Can you transcribe every line exactly and leave the pictures behind?

-------- Given information

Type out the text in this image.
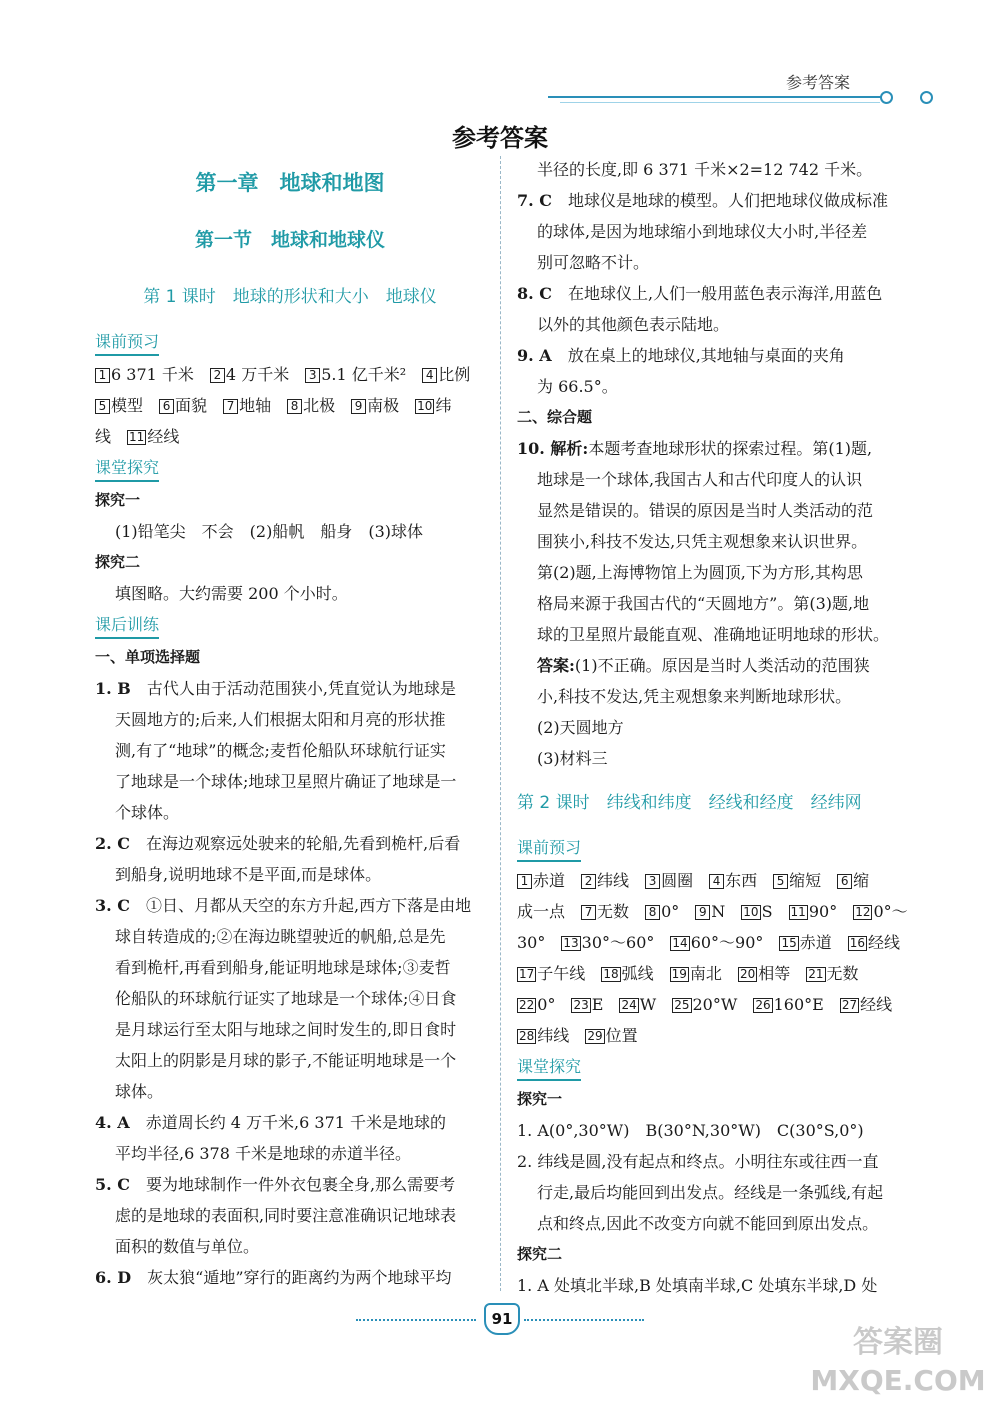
参考答案
参考答案
第一章　地球和地图
第一节　地球和地球仪
第 1 课时　地球的形状和大小　地球仪
课前预习
1 6 371 千米　 2 4 万千米　 3 5.1 亿千米²　 4 比例
5 模型　 6 面貌　 7 地轴　 8 北极　 9 南极　 10 纬
线　 11 经线
课堂探究
探究一
(1)铅笔尖　不会　(2)船帆　船身　(3)球体
探究二
填图略。大约需要 200 个小时。
课后训练
一、单项选择题
1. B　 古代人由于活动范围狭小,凭直觉认为地球是
天圆地方的;后来,人们根据太阳和月亮的形状推
测,有了“地球”的概念;麦哲伦船队环球航行证实
了地球是一个球体;地球卫星照片确证了地球是一
个球体。
2. C　 在海边观察远处驶来的轮船,先看到桅杆,后看
到船身,说明地球不是平面,而是球体。
3. C　 ①日、月都从天空的东方升起,西方下落是由地
球自转造成的;②在海边眺望驶近的帆船,总是先
看到桅杆,再看到船身,能证明地球是球体;③麦哲
伦船队的环球航行证实了地球是一个球体;④日食
是月球运行至太阳与地球之间时发生的,即日食时
太阳上的阴影是月球的影子,不能证明地球是一个
球体。
4. A　 赤道周长约 4 万千米,6 371 千米是地球的
平均半径,6 378 千米是地球的赤道半径。
5. C　 要为地球制作一件外衣包裹全身,那么需要考
虑的是地球的表面积,同时要注意准确识记地球表
面积的数值与单位。
6. D　 灰太狼“遁地”穿行的距离约为两个地球平均
半径的长度,即 6 371 千米×2=12 742 千米。
7. C　 地球仪是地球的模型。人们把地球仪做成标准
的球体,是因为地球缩小到地球仪大小时,半径差
别可忽略不计。
8. C　 在地球仪上,人们一般用蓝色表示海洋,用蓝色
以外的其他颜色表示陆地。
9. A　 放在桌上的地球仪,其地轴与桌面的夹角
为 66.5°。
二、综合题
10. 解析:本题考查地球形状的探索过程。第(1)题,
地球是一个球体,我国古人和古代印度人的认识
显然是错误的。错误的原因是当时人类活动的范
围狭小,科技不发达,只凭主观想象来认识世界。
第(2)题,上海博物馆上为圆顶,下为方形,其构思
格局来源于我国古代的“天圆地方”。第(3)题,地
球的卫星照片最能直观、准确地证明地球的形状。
答案:(1)不正确。原因是当时人类活动的范围狭
小,科技不发达,凭主观想象来判断地球形状。
(2)天圆地方
(3)材料三
第 2 课时　纬线和纬度　经线和经度　经纬网
课前预习
1 赤道　 2 纬线　 3 圆圈　 4 东西　 5 缩短　 6 缩
成一点　 7 无数　 8 0°　 9 N　 10 S　 11 90°　 12 0°～
30°　 13 30°～60°　 14 60°～90°　 15 赤道　 16 经线
17 子午线　 18 弧线　 19 南北　 20 相等　 21 无数
22 0°　 23 E　 24 W　 25 20°W　 26 160°E　 27 经线
28 纬线　 29 位置
课堂探究
探究一
1. A(0°,30°W)　B(30°N,30°W)　C(30°S,0°)
2. 纬线是圆,没有起点和终点。小明往东或往西一直
行走,最后均能回到出发点。经线是一条弧线,有起
点和终点,因此不改变方向就不能回到原出发点。
探究二
1. A 处填北半球,B 处填南半球,C 处填东半球,D 处
91
答案圈
MXQE.COM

----------------

■ Correct result
Type out the text in this image.
参考答案
参考答案
第一章　地球和地图
第一节　地球和地球仪
第 1 课时　地球的形状和大小　地球仪
课前预习
1 6 371 千米　 2 4 万千米　 3 5.1 亿千米²　 4 比例
5 模型　 6 面貌　 7 地轴　 8 北极　 9 南极　 10 纬
线　 11 经线
课堂探究
探究一
(1)铅笔尖　不会　(2)船帆　船身　(3)球体
探究二
填图略。大约需要 200 个小时。
课后训练
一、单项选择题
1. B　 古代人由于活动范围狭小,凭直觉认为地球是
天圆地方的;后来,人们根据太阳和月亮的形状推
测,有了“地球”的概念;麦哲伦船队环球航行证实
了地球是一个球体;地球卫星照片确证了地球是一
个球体。
2. C　 在海边观察远处驶来的轮船,先看到桅杆,后看
到船身,说明地球不是平面,而是球体。
3. C　 ①日、月都从天空的东方升起,西方下落是由地
球自转造成的;②在海边眺望驶近的帆船,总是先
看到桅杆,再看到船身,能证明地球是球体;③麦哲
伦船队的环球航行证实了地球是一个球体;④日食
是月球运行至太阳与地球之间时发生的,即日食时
太阳上的阴影是月球的影子,不能证明地球是一个
球体。
4. A　 赤道周长约 4 万千米,6 371 千米是地球的
平均半径,6 378 千米是地球的赤道半径。
5. C　 要为地球制作一件外衣包裹全身,那么需要考
虑的是地球的表面积,同时要注意准确识记地球表
面积的数值与单位。
6. D　 灰太狼“遁地”穿行的距离约为两个地球平均
半径的长度,即 6 371 千米×2=12 742 千米。
7. C　 地球仪是地球的模型。人们把地球仪做成标准
的球体,是因为地球缩小到地球仪大小时,半径差
别可忽略不计。
8. C　 在地球仪上,人们一般用蓝色表示海洋,用蓝色
以外的其他颜色表示陆地。
9. A　 放在桌上的地球仪,其地轴与桌面的夹角
为 66.5°。
二、综合题
10. 解析:本题考查地球形状的探索过程。第(1)题,
地球是一个球体,我国古人和古代印度人的认识
显然是错误的。错误的原因是当时人类活动的范
围狭小,科技不发达,只凭主观想象来认识世界。
第(2)题,上海博物馆上为圆顶,下为方形,其构思
格局来源于我国古代的“天圆地方”。第(3)题,地
球的卫星照片最能直观、准确地证明地球的形状。
答案:(1)不正确。原因是当时人类活动的范围狭
小,科技不发达,凭主观想象来判断地球形状。
(2)天圆地方
(3)材料三
第 2 课时　纬线和纬度　经线和经度　经纬网
课前预习
1 赤道　 2 纬线　 3 圆圈　 4 东西　 5 缩短　 6 缩
成一点　 7 无数　 8 0°　 9 N　 10 S　 11 90°　 12 0°～
30°　 13 30°～60°　 14 60°～90°　 15 赤道　 16 经线
17 子午线　 18 弧线　 19 南北　 20 相等　 21 无数
22 0°　 23 E　 24 W　 25 20°W　 26 160°E　 27 经线
28 纬线　 29 位置
课堂探究
探究一
1. A(0°,30°W)　B(30°N,30°W)　C(30°S,0°)
2. 纬线是圆,没有起点和终点。小明往东或往西一直
行走,最后均能回到出发点。经线是一条弧线,有起
点和终点,因此不改变方向就不能回到原出发点。
探究二
1. A 处填北半球,B 处填南半球,C 处填东半球,D 处
91
答案圈
MXQE.COM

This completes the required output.